To do – Write the material out again in full, word for word. Do not include the pictures.

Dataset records
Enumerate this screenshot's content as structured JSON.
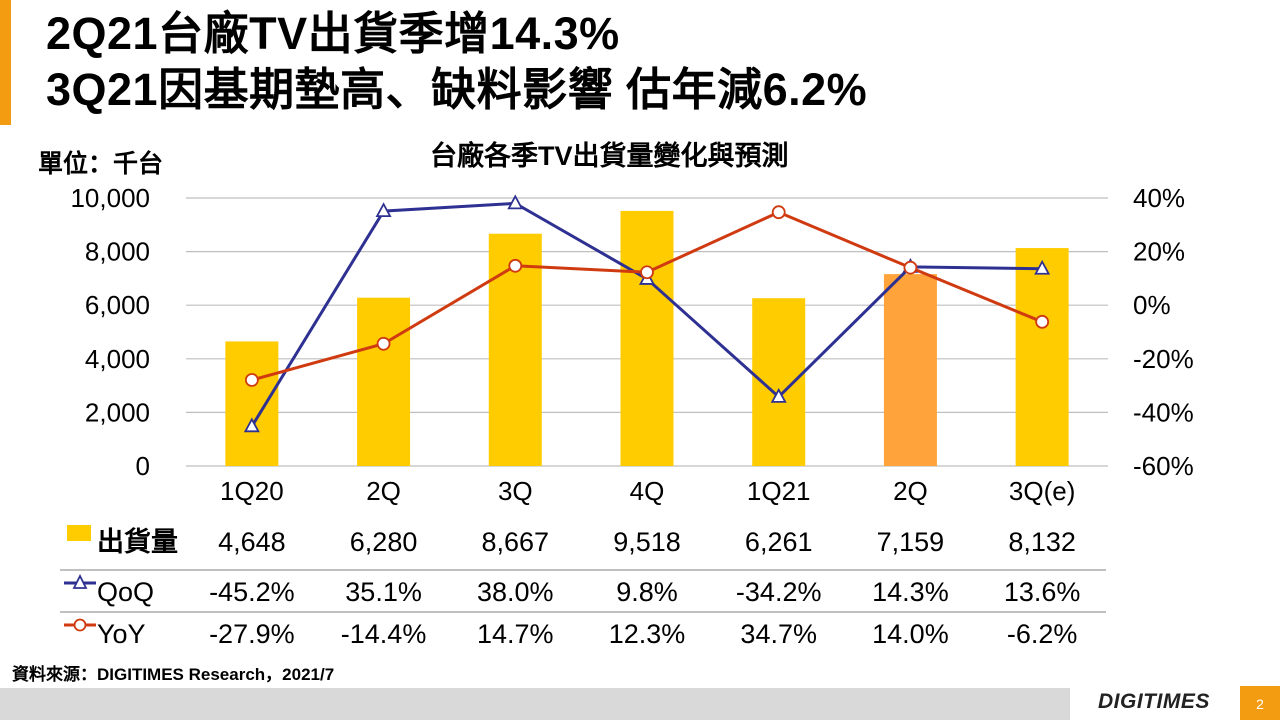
{
  "slide": {
    "title_line1": "2Q21台廠TV出貨季增14.3%",
    "title_line2": "3Q21因基期墊高、缺料影響 估年減6.2%",
    "unit_label": "單位：千台",
    "source": "資料來源：DIGITIMES Research，2021/7",
    "logo_text": "DIGITIMES",
    "page_number": "2",
    "colors": {
      "accent": "#f39c12",
      "footer": "#d9d9d9"
    }
  },
  "chart_data": {
    "type": "bar",
    "title": "台廠各季TV出貨量變化與預測",
    "categories": [
      "1Q20",
      "2Q",
      "3Q",
      "4Q",
      "1Q21",
      "2Q",
      "3Q(e)"
    ],
    "ylim": [
      0,
      10000
    ],
    "y_ticks": [
      "10,000",
      "8,000",
      "6,000",
      "4,000",
      "2,000",
      "0"
    ],
    "y_tick_values": [
      10000,
      8000,
      6000,
      4000,
      2000,
      0
    ],
    "y2lim": [
      -60,
      40
    ],
    "y2_ticks": [
      "40%",
      "20%",
      "0%",
      "-20%",
      "-40%",
      "-60%"
    ],
    "y2_tick_values": [
      40,
      20,
      0,
      -20,
      -40,
      -60
    ],
    "grid": true,
    "series": [
      {
        "name": "出貨量",
        "kind": "bar",
        "axis": "left",
        "color": "#ffcc00",
        "highlight_index": 5,
        "highlight_color": "#ffa33a",
        "values": [
          4648,
          6280,
          8667,
          9518,
          6261,
          7159,
          8132
        ],
        "labels": [
          "4,648",
          "6,280",
          "8,667",
          "9,518",
          "6,261",
          "7,159",
          "8,132"
        ]
      },
      {
        "name": "QoQ",
        "kind": "line",
        "axis": "right",
        "color": "#2e3192",
        "marker": "triangle",
        "values": [
          -45.2,
          35.1,
          38.0,
          9.8,
          -34.2,
          14.3,
          13.6
        ],
        "labels": [
          "-45.2%",
          "35.1%",
          "38.0%",
          "9.8%",
          "-34.2%",
          "14.3%",
          "13.6%"
        ]
      },
      {
        "name": "YoY",
        "kind": "line",
        "axis": "right",
        "color": "#d03a10",
        "marker": "circle",
        "values": [
          -27.9,
          -14.4,
          14.7,
          12.3,
          34.7,
          14.0,
          -6.2
        ],
        "labels": [
          "-27.9%",
          "-14.4%",
          "14.7%",
          "12.3%",
          "34.7%",
          "14.0%",
          "-6.2%"
        ]
      }
    ]
  }
}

The response –
Enumerate this screenshot's content as structured JSON.
{
  "slide": {
    "title_line1": "2Q21台廠TV出貨季增14.3%",
    "title_line2": "3Q21因基期墊高、缺料影響 估年減6.2%",
    "unit_label": "單位：千台",
    "source": "資料來源：DIGITIMES Research，2021/7",
    "logo_text": "DIGITIMES",
    "page_number": "2",
    "colors": {
      "accent": "#f39c12",
      "footer": "#d9d9d9"
    }
  },
  "chart_data": {
    "type": "bar",
    "title": "台廠各季TV出貨量變化與預測",
    "categories": [
      "1Q20",
      "2Q",
      "3Q",
      "4Q",
      "1Q21",
      "2Q",
      "3Q(e)"
    ],
    "ylim": [
      0,
      10000
    ],
    "y_ticks": [
      "10,000",
      "8,000",
      "6,000",
      "4,000",
      "2,000",
      "0"
    ],
    "y_tick_values": [
      10000,
      8000,
      6000,
      4000,
      2000,
      0
    ],
    "y2lim": [
      -60,
      40
    ],
    "y2_ticks": [
      "40%",
      "20%",
      "0%",
      "-20%",
      "-40%",
      "-60%"
    ],
    "y2_tick_values": [
      40,
      20,
      0,
      -20,
      -40,
      -60
    ],
    "grid": true,
    "series": [
      {
        "name": "出貨量",
        "kind": "bar",
        "axis": "left",
        "color": "#ffcc00",
        "highlight_index": 5,
        "highlight_color": "#ffa33a",
        "values": [
          4648,
          6280,
          8667,
          9518,
          6261,
          7159,
          8132
        ],
        "labels": [
          "4,648",
          "6,280",
          "8,667",
          "9,518",
          "6,261",
          "7,159",
          "8,132"
        ]
      },
      {
        "name": "QoQ",
        "kind": "line",
        "axis": "right",
        "color": "#2e3192",
        "marker": "triangle",
        "values": [
          -45.2,
          35.1,
          38.0,
          9.8,
          -34.2,
          14.3,
          13.6
        ],
        "labels": [
          "-45.2%",
          "35.1%",
          "38.0%",
          "9.8%",
          "-34.2%",
          "14.3%",
          "13.6%"
        ]
      },
      {
        "name": "YoY",
        "kind": "line",
        "axis": "right",
        "color": "#d03a10",
        "marker": "circle",
        "values": [
          -27.9,
          -14.4,
          14.7,
          12.3,
          34.7,
          14.0,
          -6.2
        ],
        "labels": [
          "-27.9%",
          "-14.4%",
          "14.7%",
          "12.3%",
          "34.7%",
          "14.0%",
          "-6.2%"
        ]
      }
    ]
  }
}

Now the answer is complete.